Directive
Repeat the whole of the data, keeping every detail the same.

──────────────────────────────

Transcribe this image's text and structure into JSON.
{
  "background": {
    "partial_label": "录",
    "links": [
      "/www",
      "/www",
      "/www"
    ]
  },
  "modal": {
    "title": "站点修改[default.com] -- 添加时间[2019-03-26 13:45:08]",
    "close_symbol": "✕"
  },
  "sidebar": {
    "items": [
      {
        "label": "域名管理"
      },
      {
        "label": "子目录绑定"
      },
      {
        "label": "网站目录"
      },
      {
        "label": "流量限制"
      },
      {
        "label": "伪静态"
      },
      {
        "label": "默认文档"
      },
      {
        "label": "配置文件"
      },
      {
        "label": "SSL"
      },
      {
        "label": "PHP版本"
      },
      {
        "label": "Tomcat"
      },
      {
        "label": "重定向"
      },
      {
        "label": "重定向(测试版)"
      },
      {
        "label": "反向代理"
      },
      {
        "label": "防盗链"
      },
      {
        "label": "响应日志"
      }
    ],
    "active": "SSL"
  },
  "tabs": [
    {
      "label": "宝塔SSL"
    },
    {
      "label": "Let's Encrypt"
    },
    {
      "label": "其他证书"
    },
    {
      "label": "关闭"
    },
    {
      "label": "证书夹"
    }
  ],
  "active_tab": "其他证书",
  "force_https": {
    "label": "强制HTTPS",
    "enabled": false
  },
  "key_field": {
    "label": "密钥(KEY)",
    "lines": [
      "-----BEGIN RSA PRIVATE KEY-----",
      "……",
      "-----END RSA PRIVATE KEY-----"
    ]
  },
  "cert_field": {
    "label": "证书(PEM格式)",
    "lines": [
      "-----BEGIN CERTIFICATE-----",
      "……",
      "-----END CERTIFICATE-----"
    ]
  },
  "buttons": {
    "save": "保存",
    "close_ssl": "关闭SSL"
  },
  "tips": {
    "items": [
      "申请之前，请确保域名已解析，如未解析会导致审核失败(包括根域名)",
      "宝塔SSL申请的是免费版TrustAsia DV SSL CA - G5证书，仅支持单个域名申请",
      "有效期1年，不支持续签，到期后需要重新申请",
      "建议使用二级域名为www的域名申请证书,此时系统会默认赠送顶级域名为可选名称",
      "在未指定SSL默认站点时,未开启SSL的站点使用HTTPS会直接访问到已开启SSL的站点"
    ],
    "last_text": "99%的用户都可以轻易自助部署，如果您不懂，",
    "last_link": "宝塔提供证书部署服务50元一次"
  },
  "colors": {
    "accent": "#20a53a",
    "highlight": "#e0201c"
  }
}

──────────────────────────────

Exercise output
Transcribe this image's text and structure into JSON.
{
  "background": {
    "partial_label": "录",
    "links": [
      "/www",
      "/www",
      "/www"
    ]
  },
  "modal": {
    "title": "站点修改[default.com] -- 添加时间[2019-03-26 13:45:08]",
    "close_symbol": "✕"
  },
  "sidebar": {
    "items": [
      {
        "label": "域名管理"
      },
      {
        "label": "子目录绑定"
      },
      {
        "label": "网站目录"
      },
      {
        "label": "流量限制"
      },
      {
        "label": "伪静态"
      },
      {
        "label": "默认文档"
      },
      {
        "label": "配置文件"
      },
      {
        "label": "SSL"
      },
      {
        "label": "PHP版本"
      },
      {
        "label": "Tomcat"
      },
      {
        "label": "重定向"
      },
      {
        "label": "重定向(测试版)"
      },
      {
        "label": "反向代理"
      },
      {
        "label": "防盗链"
      },
      {
        "label": "响应日志"
      }
    ],
    "active": "SSL"
  },
  "tabs": [
    {
      "label": "宝塔SSL"
    },
    {
      "label": "Let's Encrypt"
    },
    {
      "label": "其他证书"
    },
    {
      "label": "关闭"
    },
    {
      "label": "证书夹"
    }
  ],
  "active_tab": "其他证书",
  "force_https": {
    "label": "强制HTTPS",
    "enabled": false
  },
  "key_field": {
    "label": "密钥(KEY)",
    "lines": [
      "-----BEGIN RSA PRIVATE KEY-----",
      "……",
      "-----END RSA PRIVATE KEY-----"
    ]
  },
  "cert_field": {
    "label": "证书(PEM格式)",
    "lines": [
      "-----BEGIN CERTIFICATE-----",
      "……",
      "-----END CERTIFICATE-----"
    ]
  },
  "buttons": {
    "save": "保存",
    "close_ssl": "关闭SSL"
  },
  "tips": {
    "items": [
      "申请之前，请确保域名已解析，如未解析会导致审核失败(包括根域名)",
      "宝塔SSL申请的是免费版TrustAsia DV SSL CA - G5证书，仅支持单个域名申请",
      "有效期1年，不支持续签，到期后需要重新申请",
      "建议使用二级域名为www的域名申请证书,此时系统会默认赠送顶级域名为可选名称",
      "在未指定SSL默认站点时,未开启SSL的站点使用HTTPS会直接访问到已开启SSL的站点"
    ],
    "last_text": "99%的用户都可以轻易自助部署，如果您不懂，",
    "last_link": "宝塔提供证书部署服务50元一次"
  },
  "colors": {
    "accent": "#20a53a",
    "highlight": "#e0201c"
  }
}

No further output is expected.